Write out every entry, unchanged. Skip any picture.
═════ THE INPUT
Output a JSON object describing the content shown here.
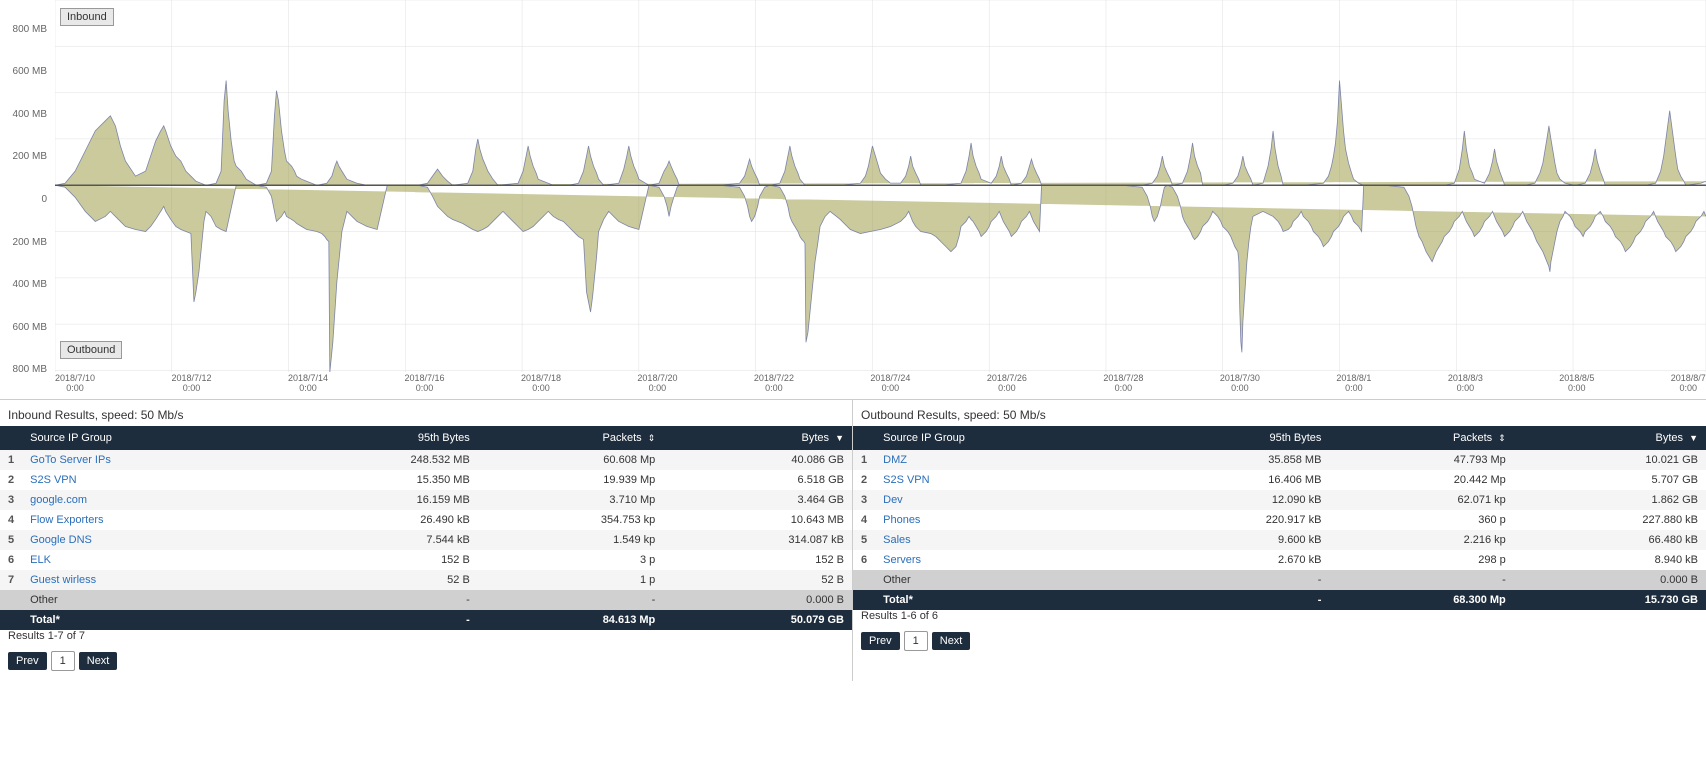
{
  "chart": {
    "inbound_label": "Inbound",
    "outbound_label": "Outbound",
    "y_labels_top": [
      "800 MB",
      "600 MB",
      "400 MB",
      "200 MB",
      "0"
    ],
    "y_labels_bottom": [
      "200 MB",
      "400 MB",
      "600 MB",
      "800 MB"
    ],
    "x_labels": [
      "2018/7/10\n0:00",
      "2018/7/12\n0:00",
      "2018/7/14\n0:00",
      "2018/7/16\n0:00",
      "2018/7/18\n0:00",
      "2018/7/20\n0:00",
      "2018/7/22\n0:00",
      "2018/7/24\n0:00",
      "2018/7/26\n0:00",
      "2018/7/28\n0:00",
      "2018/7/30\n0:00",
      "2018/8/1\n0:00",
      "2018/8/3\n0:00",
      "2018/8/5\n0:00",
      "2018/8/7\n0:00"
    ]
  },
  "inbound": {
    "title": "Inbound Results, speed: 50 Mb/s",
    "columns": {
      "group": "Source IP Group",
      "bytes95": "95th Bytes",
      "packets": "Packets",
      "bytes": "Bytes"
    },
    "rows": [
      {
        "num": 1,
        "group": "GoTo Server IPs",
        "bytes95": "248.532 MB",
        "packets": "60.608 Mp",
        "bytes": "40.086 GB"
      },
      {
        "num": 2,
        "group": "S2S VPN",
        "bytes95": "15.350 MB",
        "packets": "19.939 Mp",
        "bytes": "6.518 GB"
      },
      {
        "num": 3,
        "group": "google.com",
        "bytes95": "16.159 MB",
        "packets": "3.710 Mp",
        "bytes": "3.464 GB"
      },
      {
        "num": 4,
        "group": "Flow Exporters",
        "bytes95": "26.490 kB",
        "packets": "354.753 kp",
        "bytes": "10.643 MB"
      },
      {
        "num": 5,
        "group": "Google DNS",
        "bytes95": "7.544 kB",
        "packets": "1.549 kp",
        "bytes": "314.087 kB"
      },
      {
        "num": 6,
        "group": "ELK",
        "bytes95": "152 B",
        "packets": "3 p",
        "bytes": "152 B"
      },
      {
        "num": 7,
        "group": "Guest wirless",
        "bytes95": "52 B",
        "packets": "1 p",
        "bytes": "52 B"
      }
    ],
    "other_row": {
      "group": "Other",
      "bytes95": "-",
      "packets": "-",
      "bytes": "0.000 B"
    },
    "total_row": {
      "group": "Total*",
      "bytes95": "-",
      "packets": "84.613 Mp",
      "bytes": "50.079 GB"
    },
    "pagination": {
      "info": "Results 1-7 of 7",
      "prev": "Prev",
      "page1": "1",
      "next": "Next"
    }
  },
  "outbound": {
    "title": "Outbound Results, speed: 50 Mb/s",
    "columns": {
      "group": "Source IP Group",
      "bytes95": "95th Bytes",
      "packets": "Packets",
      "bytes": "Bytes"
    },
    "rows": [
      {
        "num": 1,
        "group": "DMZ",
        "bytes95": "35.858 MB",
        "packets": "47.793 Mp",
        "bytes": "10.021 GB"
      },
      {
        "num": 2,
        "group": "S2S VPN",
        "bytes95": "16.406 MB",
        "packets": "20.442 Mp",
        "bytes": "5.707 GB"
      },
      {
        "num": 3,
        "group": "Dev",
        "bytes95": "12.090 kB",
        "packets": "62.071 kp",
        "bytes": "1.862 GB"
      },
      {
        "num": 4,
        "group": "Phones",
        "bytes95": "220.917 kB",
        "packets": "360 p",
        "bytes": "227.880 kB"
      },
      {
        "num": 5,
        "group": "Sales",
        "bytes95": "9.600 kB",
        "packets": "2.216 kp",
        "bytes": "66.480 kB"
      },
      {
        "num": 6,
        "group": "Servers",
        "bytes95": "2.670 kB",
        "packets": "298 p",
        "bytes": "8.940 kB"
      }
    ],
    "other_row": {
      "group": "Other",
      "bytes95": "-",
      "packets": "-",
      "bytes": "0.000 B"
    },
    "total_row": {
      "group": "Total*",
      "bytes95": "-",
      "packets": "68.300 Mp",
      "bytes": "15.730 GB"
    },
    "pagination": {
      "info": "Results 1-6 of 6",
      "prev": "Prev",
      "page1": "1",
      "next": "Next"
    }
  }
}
══════════
• **WORKED SOLUTION**
Output a JSON object describing the content shown here.
{
  "chart": {
    "inbound_label": "Inbound",
    "outbound_label": "Outbound",
    "y_labels_top": [
      "800 MB",
      "600 MB",
      "400 MB",
      "200 MB",
      "0"
    ],
    "y_labels_bottom": [
      "200 MB",
      "400 MB",
      "600 MB",
      "800 MB"
    ],
    "x_labels": [
      "2018/7/10\n0:00",
      "2018/7/12\n0:00",
      "2018/7/14\n0:00",
      "2018/7/16\n0:00",
      "2018/7/18\n0:00",
      "2018/7/20\n0:00",
      "2018/7/22\n0:00",
      "2018/7/24\n0:00",
      "2018/7/26\n0:00",
      "2018/7/28\n0:00",
      "2018/7/30\n0:00",
      "2018/8/1\n0:00",
      "2018/8/3\n0:00",
      "2018/8/5\n0:00",
      "2018/8/7\n0:00"
    ]
  },
  "inbound": {
    "title": "Inbound Results, speed: 50 Mb/s",
    "columns": {
      "group": "Source IP Group",
      "bytes95": "95th Bytes",
      "packets": "Packets",
      "bytes": "Bytes"
    },
    "rows": [
      {
        "num": 1,
        "group": "GoTo Server IPs",
        "bytes95": "248.532 MB",
        "packets": "60.608 Mp",
        "bytes": "40.086 GB"
      },
      {
        "num": 2,
        "group": "S2S VPN",
        "bytes95": "15.350 MB",
        "packets": "19.939 Mp",
        "bytes": "6.518 GB"
      },
      {
        "num": 3,
        "group": "google.com",
        "bytes95": "16.159 MB",
        "packets": "3.710 Mp",
        "bytes": "3.464 GB"
      },
      {
        "num": 4,
        "group": "Flow Exporters",
        "bytes95": "26.490 kB",
        "packets": "354.753 kp",
        "bytes": "10.643 MB"
      },
      {
        "num": 5,
        "group": "Google DNS",
        "bytes95": "7.544 kB",
        "packets": "1.549 kp",
        "bytes": "314.087 kB"
      },
      {
        "num": 6,
        "group": "ELK",
        "bytes95": "152 B",
        "packets": "3 p",
        "bytes": "152 B"
      },
      {
        "num": 7,
        "group": "Guest wirless",
        "bytes95": "52 B",
        "packets": "1 p",
        "bytes": "52 B"
      }
    ],
    "other_row": {
      "group": "Other",
      "bytes95": "-",
      "packets": "-",
      "bytes": "0.000 B"
    },
    "total_row": {
      "group": "Total*",
      "bytes95": "-",
      "packets": "84.613 Mp",
      "bytes": "50.079 GB"
    },
    "pagination": {
      "info": "Results 1-7 of 7",
      "prev": "Prev",
      "page1": "1",
      "next": "Next"
    }
  },
  "outbound": {
    "title": "Outbound Results, speed: 50 Mb/s",
    "columns": {
      "group": "Source IP Group",
      "bytes95": "95th Bytes",
      "packets": "Packets",
      "bytes": "Bytes"
    },
    "rows": [
      {
        "num": 1,
        "group": "DMZ",
        "bytes95": "35.858 MB",
        "packets": "47.793 Mp",
        "bytes": "10.021 GB"
      },
      {
        "num": 2,
        "group": "S2S VPN",
        "bytes95": "16.406 MB",
        "packets": "20.442 Mp",
        "bytes": "5.707 GB"
      },
      {
        "num": 3,
        "group": "Dev",
        "bytes95": "12.090 kB",
        "packets": "62.071 kp",
        "bytes": "1.862 GB"
      },
      {
        "num": 4,
        "group": "Phones",
        "bytes95": "220.917 kB",
        "packets": "360 p",
        "bytes": "227.880 kB"
      },
      {
        "num": 5,
        "group": "Sales",
        "bytes95": "9.600 kB",
        "packets": "2.216 kp",
        "bytes": "66.480 kB"
      },
      {
        "num": 6,
        "group": "Servers",
        "bytes95": "2.670 kB",
        "packets": "298 p",
        "bytes": "8.940 kB"
      }
    ],
    "other_row": {
      "group": "Other",
      "bytes95": "-",
      "packets": "-",
      "bytes": "0.000 B"
    },
    "total_row": {
      "group": "Total*",
      "bytes95": "-",
      "packets": "68.300 Mp",
      "bytes": "15.730 GB"
    },
    "pagination": {
      "info": "Results 1-6 of 6",
      "prev": "Prev",
      "page1": "1",
      "next": "Next"
    }
  }
}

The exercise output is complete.